TASK GOAL: Count how many lines in the material below hold the word "Average"; the reply is that number alone.

RECORDS SUPPLIED:
* START *

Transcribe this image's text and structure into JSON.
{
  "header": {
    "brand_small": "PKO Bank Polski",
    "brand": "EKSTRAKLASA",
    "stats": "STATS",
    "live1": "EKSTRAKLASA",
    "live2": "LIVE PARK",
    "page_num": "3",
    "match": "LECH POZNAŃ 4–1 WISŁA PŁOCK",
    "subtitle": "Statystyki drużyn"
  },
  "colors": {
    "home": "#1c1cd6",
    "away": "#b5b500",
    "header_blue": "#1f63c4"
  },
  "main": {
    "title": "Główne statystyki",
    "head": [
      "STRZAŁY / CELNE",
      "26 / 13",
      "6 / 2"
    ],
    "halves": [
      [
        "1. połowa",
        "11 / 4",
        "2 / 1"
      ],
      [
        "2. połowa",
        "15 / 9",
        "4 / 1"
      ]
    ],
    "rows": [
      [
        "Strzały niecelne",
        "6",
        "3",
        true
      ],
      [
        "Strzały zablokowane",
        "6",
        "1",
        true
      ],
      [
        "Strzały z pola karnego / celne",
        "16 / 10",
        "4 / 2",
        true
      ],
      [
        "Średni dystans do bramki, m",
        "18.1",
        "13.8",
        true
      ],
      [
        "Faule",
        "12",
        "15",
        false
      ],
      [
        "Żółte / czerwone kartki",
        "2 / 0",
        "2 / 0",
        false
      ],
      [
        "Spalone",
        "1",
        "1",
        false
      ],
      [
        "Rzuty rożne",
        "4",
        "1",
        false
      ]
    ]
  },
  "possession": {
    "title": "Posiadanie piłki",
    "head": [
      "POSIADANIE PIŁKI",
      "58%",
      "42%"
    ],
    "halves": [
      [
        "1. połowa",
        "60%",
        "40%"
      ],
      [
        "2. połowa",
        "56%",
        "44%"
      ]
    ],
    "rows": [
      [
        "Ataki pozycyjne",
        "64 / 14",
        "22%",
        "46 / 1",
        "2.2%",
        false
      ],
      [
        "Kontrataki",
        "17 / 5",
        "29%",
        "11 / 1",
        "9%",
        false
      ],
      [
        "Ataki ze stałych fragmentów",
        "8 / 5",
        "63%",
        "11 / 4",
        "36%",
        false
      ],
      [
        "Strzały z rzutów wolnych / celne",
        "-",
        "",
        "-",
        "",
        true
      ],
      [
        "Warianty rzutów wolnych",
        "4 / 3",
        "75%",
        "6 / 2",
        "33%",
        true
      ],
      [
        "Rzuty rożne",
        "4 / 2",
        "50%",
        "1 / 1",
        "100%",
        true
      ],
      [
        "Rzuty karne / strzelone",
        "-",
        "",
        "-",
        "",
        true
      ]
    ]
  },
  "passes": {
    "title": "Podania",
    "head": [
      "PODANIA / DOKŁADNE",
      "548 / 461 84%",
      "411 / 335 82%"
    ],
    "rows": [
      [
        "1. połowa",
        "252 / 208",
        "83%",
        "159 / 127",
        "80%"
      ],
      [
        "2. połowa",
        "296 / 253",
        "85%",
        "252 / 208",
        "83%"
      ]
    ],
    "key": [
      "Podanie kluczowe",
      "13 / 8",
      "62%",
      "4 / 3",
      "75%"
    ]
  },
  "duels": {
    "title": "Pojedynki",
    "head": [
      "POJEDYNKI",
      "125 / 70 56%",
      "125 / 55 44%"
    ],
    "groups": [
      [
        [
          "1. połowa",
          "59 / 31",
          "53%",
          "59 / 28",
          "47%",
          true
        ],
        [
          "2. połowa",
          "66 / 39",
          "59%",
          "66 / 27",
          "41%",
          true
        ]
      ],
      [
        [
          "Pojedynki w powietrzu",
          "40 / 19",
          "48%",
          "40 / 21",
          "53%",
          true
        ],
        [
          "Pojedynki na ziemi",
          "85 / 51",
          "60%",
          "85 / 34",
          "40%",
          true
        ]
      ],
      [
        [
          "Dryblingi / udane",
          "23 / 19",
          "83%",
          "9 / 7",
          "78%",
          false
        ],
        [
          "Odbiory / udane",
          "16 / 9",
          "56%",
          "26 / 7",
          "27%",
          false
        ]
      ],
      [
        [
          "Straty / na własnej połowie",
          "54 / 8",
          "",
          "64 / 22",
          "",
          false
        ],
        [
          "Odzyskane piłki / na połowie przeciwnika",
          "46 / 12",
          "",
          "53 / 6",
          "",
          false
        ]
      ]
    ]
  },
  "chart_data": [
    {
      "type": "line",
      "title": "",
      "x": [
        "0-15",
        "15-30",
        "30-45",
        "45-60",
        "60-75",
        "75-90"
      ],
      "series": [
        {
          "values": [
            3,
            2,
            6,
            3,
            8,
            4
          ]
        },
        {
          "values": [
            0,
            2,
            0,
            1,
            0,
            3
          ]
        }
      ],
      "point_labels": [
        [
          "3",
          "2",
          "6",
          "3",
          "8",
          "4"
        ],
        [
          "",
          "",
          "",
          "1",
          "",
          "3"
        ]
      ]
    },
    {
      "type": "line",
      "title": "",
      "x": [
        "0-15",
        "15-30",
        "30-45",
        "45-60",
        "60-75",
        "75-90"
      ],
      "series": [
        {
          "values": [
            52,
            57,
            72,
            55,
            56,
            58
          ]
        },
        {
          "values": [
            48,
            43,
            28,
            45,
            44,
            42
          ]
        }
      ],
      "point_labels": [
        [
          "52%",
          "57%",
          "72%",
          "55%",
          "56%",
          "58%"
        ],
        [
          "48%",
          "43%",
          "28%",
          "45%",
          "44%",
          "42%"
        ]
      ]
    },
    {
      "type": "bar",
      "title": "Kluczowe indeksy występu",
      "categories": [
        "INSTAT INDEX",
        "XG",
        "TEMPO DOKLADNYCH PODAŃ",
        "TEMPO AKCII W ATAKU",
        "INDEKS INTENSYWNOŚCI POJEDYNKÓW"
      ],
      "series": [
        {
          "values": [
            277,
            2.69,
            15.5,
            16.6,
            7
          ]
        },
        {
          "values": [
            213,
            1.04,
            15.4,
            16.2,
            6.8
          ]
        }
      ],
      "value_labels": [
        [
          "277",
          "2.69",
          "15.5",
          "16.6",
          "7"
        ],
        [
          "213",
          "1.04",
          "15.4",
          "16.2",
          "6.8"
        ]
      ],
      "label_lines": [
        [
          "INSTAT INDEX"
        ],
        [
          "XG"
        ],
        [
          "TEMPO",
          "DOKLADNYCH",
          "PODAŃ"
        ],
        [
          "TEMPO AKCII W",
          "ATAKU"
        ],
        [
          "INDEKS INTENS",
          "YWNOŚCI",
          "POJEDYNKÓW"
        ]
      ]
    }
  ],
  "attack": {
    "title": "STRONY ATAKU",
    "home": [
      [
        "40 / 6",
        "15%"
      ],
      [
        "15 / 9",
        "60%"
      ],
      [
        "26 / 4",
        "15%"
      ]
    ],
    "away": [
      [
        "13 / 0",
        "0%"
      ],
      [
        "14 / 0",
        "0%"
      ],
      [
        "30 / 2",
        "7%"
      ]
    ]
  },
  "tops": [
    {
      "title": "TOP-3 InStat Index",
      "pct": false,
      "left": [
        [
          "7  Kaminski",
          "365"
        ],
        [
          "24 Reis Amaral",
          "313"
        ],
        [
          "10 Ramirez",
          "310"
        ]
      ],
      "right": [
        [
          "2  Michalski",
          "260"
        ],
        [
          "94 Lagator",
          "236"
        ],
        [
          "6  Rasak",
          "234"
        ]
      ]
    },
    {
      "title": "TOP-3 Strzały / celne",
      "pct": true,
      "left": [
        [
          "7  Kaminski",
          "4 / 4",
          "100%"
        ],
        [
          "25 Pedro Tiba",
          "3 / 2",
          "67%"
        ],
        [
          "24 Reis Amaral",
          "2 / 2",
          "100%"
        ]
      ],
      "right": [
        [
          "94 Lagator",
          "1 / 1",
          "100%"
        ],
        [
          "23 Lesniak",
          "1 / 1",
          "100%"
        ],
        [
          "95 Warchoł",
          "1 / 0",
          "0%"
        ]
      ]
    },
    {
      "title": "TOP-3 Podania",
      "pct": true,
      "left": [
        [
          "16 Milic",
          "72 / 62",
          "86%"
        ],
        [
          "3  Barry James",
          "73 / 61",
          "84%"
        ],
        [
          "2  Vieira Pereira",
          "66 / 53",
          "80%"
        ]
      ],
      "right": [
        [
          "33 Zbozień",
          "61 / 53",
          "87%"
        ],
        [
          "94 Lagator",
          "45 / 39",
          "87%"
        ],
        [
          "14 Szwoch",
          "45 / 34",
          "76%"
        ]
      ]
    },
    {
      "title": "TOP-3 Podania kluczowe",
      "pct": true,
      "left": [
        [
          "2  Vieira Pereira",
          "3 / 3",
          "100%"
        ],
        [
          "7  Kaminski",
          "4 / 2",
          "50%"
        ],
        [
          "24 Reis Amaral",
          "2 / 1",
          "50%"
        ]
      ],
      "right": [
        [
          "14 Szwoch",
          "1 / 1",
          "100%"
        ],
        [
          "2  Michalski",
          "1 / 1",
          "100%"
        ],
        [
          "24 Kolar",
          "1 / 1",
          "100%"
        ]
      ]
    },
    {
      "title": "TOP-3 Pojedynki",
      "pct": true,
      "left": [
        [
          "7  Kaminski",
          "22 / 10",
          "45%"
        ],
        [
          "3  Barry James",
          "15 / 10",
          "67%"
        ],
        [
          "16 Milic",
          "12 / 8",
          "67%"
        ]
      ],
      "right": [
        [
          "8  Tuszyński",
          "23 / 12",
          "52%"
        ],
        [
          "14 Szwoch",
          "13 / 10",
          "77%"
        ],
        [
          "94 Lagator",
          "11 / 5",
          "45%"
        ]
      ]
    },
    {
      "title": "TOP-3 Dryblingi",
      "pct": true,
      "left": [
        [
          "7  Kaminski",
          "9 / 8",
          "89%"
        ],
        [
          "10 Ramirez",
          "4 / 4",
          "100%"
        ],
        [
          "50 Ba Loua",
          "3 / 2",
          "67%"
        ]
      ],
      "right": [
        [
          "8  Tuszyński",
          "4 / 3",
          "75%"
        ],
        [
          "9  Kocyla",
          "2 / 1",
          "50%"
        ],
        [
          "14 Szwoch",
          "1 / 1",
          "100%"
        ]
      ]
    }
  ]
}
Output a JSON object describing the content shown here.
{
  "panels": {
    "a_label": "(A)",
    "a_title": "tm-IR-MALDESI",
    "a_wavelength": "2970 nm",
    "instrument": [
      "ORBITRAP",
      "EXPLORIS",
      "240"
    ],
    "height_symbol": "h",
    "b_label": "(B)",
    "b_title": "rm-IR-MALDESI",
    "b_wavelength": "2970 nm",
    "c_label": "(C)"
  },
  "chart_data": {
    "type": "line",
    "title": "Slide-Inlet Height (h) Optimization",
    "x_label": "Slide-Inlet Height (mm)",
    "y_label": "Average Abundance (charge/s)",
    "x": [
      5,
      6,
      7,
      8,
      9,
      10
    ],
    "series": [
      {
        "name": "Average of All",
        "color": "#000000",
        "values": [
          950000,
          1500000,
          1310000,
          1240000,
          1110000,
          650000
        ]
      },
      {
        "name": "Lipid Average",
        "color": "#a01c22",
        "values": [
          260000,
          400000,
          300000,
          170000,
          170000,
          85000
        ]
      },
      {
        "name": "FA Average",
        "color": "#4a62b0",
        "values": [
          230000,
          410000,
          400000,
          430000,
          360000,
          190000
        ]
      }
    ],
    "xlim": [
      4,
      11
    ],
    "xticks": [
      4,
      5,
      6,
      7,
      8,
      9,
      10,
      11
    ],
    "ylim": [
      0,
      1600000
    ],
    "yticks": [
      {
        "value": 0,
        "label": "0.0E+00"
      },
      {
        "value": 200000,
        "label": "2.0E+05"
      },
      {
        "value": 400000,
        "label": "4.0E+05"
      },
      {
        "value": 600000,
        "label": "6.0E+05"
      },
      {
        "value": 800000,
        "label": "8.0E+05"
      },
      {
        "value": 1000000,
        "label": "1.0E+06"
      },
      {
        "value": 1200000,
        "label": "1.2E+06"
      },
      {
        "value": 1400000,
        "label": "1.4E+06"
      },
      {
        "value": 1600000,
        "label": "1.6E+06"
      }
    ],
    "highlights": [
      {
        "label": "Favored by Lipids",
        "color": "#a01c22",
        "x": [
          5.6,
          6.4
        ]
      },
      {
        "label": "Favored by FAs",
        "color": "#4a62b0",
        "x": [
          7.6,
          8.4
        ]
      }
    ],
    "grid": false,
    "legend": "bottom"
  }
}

* END *

SOLUTION TO THIS EXERCISE: 4